** BEGIN Input rows **

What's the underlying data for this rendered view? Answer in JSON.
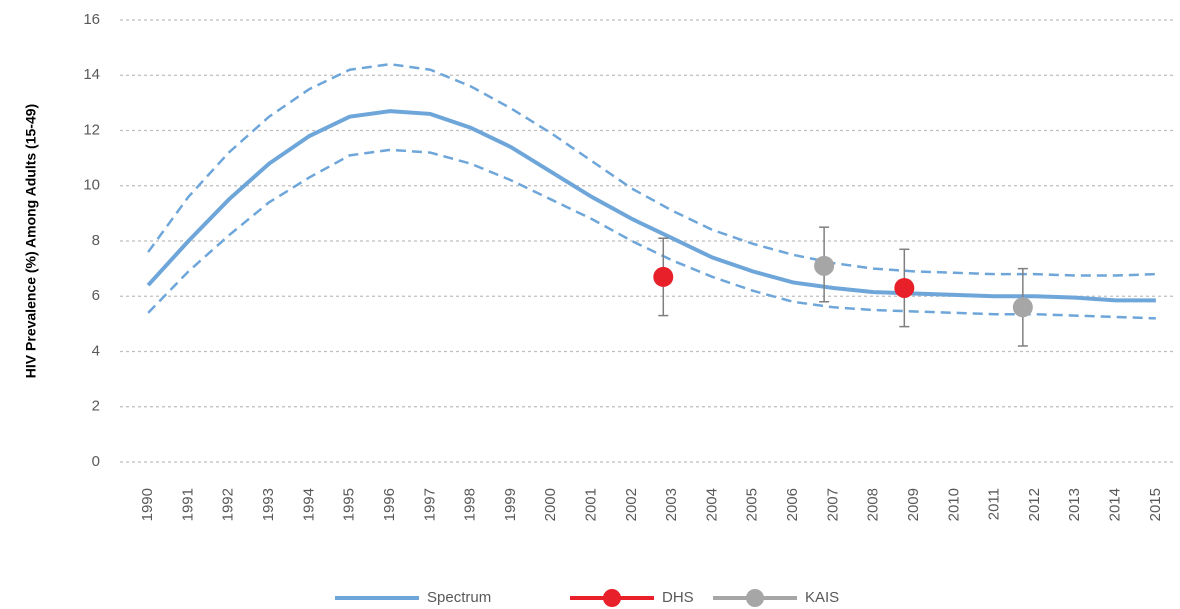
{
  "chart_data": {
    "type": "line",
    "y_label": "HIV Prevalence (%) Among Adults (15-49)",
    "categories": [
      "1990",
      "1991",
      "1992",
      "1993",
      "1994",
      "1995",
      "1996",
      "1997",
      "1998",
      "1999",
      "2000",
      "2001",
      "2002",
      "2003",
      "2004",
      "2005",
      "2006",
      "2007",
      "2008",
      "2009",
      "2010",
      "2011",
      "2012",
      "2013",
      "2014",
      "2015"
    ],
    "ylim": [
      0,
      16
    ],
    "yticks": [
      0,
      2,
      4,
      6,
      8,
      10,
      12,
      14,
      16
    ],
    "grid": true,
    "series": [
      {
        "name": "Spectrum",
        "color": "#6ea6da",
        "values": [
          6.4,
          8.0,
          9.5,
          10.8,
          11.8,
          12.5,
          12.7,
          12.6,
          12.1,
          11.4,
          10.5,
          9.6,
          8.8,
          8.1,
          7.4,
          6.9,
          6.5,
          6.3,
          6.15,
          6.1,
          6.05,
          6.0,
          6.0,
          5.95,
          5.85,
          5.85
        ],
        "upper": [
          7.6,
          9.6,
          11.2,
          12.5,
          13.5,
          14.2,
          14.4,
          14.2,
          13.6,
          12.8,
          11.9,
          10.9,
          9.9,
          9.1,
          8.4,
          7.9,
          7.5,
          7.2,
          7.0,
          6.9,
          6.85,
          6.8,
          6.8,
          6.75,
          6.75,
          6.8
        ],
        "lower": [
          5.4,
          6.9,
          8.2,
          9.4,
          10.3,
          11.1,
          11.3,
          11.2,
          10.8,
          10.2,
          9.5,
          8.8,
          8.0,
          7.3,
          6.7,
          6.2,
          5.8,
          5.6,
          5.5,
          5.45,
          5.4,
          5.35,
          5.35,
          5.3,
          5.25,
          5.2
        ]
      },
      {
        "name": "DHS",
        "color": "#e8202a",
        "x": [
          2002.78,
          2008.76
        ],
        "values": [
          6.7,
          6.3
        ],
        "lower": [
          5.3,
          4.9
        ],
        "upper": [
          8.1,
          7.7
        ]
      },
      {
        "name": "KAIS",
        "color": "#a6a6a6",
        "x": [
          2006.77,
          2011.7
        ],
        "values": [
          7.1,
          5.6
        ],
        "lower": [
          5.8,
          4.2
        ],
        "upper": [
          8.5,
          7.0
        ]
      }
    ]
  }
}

** END Input rows **
** BEGIN Input rows **

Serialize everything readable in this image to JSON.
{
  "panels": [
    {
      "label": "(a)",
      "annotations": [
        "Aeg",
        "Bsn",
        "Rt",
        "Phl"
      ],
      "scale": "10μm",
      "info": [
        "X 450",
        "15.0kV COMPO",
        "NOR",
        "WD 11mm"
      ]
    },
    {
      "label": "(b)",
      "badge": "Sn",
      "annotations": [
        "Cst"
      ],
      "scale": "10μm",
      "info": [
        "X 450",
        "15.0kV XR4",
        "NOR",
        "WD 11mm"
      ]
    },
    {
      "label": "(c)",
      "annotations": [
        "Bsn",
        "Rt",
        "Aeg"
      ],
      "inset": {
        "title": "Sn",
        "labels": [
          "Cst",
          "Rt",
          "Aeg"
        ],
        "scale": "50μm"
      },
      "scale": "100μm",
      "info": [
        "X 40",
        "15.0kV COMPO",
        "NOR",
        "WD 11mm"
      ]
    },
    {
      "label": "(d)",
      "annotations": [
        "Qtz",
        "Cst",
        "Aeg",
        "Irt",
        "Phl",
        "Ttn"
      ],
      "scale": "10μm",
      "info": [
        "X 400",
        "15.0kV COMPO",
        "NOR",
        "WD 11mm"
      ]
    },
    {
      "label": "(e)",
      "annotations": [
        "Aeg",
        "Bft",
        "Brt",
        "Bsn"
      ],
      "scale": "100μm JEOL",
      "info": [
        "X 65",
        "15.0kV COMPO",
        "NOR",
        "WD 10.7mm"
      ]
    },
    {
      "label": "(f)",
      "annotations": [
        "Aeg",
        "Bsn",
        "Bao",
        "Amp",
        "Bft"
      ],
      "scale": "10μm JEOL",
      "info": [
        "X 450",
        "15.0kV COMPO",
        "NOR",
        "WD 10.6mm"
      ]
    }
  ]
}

** END Input rows **
** BEGIN Input rows **

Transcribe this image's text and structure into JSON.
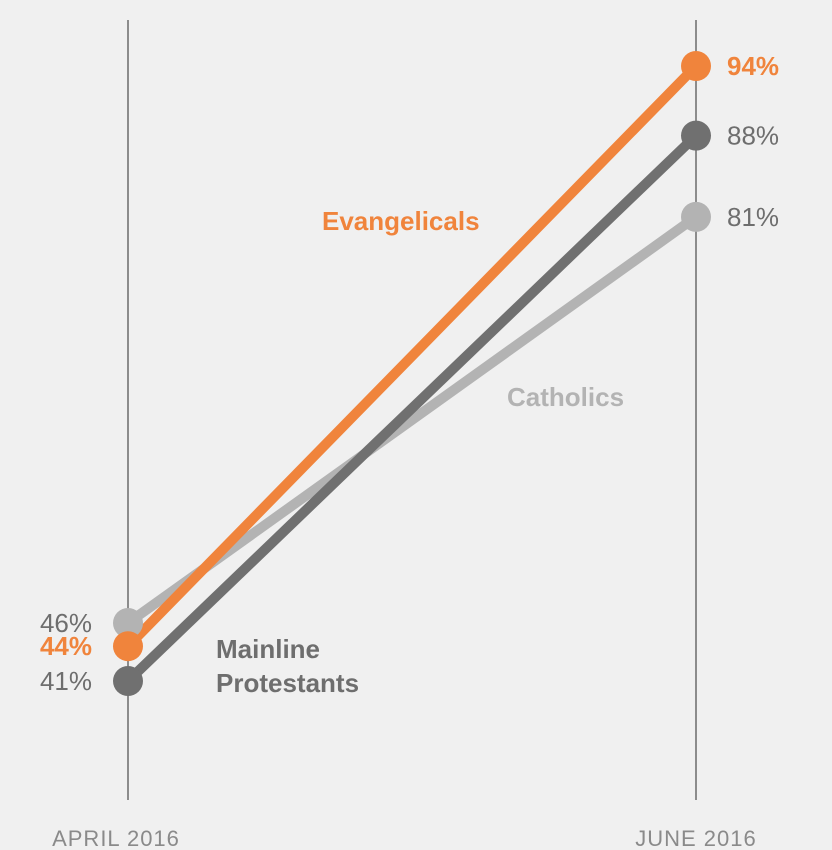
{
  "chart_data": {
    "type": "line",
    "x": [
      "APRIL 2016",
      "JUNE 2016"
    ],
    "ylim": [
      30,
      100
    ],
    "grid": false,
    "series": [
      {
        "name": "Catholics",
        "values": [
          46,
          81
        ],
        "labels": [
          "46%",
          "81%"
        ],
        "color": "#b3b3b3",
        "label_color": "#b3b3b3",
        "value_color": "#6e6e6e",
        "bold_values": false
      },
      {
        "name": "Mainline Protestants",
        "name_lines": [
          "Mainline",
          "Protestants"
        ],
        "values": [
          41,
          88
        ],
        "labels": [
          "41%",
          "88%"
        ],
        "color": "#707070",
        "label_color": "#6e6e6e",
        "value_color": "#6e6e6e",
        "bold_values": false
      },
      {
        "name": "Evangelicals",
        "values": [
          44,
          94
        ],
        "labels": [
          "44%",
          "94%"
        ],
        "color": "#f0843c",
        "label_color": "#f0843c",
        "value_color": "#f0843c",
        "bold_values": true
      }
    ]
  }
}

** END Input rows **

The task: Only a number is wanted: how many lines of the material above hold "JSON"?

Exercise solution: 3